*Task instructions*: All entries below are to be set down again, identical to the source.

─── Supplied information ───

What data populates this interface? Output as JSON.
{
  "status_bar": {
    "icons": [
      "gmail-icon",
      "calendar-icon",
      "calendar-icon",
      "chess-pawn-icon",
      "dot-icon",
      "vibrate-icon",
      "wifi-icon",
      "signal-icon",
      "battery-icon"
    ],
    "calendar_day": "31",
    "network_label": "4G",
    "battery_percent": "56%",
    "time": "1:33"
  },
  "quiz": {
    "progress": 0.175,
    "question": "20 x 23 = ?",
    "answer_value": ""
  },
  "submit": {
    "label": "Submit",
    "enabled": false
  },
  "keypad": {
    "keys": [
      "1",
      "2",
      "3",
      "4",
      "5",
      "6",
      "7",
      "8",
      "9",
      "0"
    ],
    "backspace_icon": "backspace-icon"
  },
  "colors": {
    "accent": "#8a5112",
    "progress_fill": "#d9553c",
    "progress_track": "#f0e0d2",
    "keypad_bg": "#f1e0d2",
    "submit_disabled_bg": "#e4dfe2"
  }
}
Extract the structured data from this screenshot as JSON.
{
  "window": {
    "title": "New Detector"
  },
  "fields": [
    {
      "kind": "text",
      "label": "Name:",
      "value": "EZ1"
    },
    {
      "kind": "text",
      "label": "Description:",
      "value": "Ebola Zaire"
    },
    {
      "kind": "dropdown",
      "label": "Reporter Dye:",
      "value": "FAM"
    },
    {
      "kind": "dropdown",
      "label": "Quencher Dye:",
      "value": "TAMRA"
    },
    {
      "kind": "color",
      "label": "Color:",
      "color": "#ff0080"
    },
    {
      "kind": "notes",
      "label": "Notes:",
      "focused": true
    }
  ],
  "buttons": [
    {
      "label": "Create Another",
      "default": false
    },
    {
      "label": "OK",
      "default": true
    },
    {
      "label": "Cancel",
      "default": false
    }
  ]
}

───

*Solution to this task*:
What data populates this interface? Output as JSON.
{
  "status_bar": {
    "icons": [
      "gmail-icon",
      "calendar-icon",
      "calendar-icon",
      "chess-pawn-icon",
      "dot-icon",
      "vibrate-icon",
      "wifi-icon",
      "signal-icon",
      "battery-icon"
    ],
    "calendar_day": "31",
    "network_label": "4G",
    "battery_percent": "56%",
    "time": "1:33"
  },
  "quiz": {
    "progress": 0.175,
    "question": "20 x 23 = ?",
    "answer_value": ""
  },
  "submit": {
    "label": "Submit",
    "enabled": false
  },
  "keypad": {
    "keys": [
      "1",
      "2",
      "3",
      "4",
      "5",
      "6",
      "7",
      "8",
      "9",
      "0"
    ],
    "backspace_icon": "backspace-icon"
  },
  "colors": {
    "accent": "#8a5112",
    "progress_fill": "#d9553c",
    "progress_track": "#f0e0d2",
    "keypad_bg": "#f1e0d2",
    "submit_disabled_bg": "#e4dfe2"
  }
}
Extract the structured data from this screenshot as JSON.
{
  "window": {
    "title": "New Detector"
  },
  "fields": [
    {
      "kind": "text",
      "label": "Name:",
      "value": "EZ1"
    },
    {
      "kind": "text",
      "label": "Description:",
      "value": "Ebola Zaire"
    },
    {
      "kind": "dropdown",
      "label": "Reporter Dye:",
      "value": "FAM"
    },
    {
      "kind": "dropdown",
      "label": "Quencher Dye:",
      "value": "TAMRA"
    },
    {
      "kind": "color",
      "label": "Color:",
      "color": "#ff0080"
    },
    {
      "kind": "notes",
      "label": "Notes:",
      "focused": true
    }
  ],
  "buttons": [
    {
      "label": "Create Another",
      "default": false
    },
    {
      "label": "OK",
      "default": true
    },
    {
      "label": "Cancel",
      "default": false
    }
  ]
}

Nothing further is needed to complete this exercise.